*QUOTED TEXT*.
....................
The following constitutes Amendment No. 4 to the Schedule 13D filed by the undersigned (“Amendment No. 4”). This Amendment No. 4 amends the Schedule 13D as specifically set forth herein.
Item 2. | Identity and Background. |
Item 2 is hereby amended to add the following:
In connection with the Settlement Agreement defined and described in Item 4 below, Messrs. Black, Crowell, DiNardo, Fuller and Terino are no longer members of the Section 13(d) group and shall cease to be Reporting Persons immediately after the filing of this Amendment No. 4. The remaining Reporting Persons will continue filing as a group statements on Schedule 13D with respect to their beneficial ownership of securities of the Issuer to the extent required by applicable law. Each of the remaining Reporting Persons is party to the Joint Filing Agreement, as further described in Item 6 below.
....................
*DATA SECTION*.
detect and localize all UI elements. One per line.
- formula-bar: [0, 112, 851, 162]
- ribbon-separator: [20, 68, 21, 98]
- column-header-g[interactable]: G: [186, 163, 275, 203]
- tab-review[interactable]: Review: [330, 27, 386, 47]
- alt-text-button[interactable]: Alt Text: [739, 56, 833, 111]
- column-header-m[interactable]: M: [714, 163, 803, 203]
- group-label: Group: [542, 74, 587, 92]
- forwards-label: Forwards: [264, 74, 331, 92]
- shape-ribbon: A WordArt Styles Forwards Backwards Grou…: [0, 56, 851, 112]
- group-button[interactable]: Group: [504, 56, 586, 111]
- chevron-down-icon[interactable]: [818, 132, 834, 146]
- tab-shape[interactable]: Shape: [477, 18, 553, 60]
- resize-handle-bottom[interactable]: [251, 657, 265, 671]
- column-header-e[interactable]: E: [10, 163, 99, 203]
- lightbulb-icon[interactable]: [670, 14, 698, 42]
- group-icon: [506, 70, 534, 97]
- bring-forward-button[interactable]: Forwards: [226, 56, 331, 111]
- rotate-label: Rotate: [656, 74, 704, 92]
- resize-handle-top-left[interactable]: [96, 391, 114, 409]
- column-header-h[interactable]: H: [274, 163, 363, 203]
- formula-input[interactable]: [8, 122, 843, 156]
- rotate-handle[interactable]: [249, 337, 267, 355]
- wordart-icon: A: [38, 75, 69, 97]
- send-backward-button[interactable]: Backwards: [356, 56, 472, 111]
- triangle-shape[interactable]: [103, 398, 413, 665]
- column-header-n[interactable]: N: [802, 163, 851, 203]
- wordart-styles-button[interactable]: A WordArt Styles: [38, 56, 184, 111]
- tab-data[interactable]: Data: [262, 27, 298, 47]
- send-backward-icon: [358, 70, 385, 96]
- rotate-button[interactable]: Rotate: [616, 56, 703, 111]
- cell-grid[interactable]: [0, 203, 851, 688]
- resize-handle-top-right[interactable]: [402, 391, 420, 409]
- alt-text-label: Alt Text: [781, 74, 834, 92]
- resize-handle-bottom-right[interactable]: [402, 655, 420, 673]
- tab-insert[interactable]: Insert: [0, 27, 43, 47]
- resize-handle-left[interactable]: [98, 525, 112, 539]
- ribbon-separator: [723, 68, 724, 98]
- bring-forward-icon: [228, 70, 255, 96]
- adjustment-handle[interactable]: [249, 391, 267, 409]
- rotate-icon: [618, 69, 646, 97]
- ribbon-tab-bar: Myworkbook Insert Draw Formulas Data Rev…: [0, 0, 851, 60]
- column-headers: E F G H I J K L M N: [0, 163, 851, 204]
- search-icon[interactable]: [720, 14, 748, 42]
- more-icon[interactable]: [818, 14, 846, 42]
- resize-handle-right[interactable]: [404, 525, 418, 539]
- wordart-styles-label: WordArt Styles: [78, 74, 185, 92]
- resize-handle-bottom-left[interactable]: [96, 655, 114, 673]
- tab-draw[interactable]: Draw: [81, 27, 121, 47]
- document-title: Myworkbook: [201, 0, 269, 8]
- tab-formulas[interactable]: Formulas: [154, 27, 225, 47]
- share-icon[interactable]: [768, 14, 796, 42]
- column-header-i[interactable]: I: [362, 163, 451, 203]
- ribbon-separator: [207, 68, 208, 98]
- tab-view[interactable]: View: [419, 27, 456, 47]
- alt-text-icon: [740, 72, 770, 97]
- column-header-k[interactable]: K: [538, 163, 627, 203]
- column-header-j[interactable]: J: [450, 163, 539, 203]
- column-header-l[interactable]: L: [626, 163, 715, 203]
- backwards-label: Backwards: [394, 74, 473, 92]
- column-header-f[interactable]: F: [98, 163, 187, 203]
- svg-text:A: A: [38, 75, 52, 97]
....................
*PROBLEMS*.
a - According to the Schedule 13D amendment, which individuals are no longer members of the Section 13(d) group?
b - Transcribe the part of the listing that opens with its first line and closes with the line containing "- group-label: Group: [542, 74, 587, 92]", including both of those lines.

*WRITTEN ANSWERS*.
a - Messrs. Black, Crowell, DiNardo, Fuller and Terino.

b -
detect and localize all UI elements. One per line.
- formula-bar: [0, 112, 851, 162]
- ribbon-separator: [20, 68, 21, 98]
- column-header-g[interactable]: G: [186, 163, 275, 203]
- tab-review[interactable]: Review: [330, 27, 386, 47]
- alt-text-button[interactable]: Alt Text: [739, 56, 833, 111]
- column-header-m[interactable]: M: [714, 163, 803, 203]
- group-label: Group: [542, 74, 587, 92]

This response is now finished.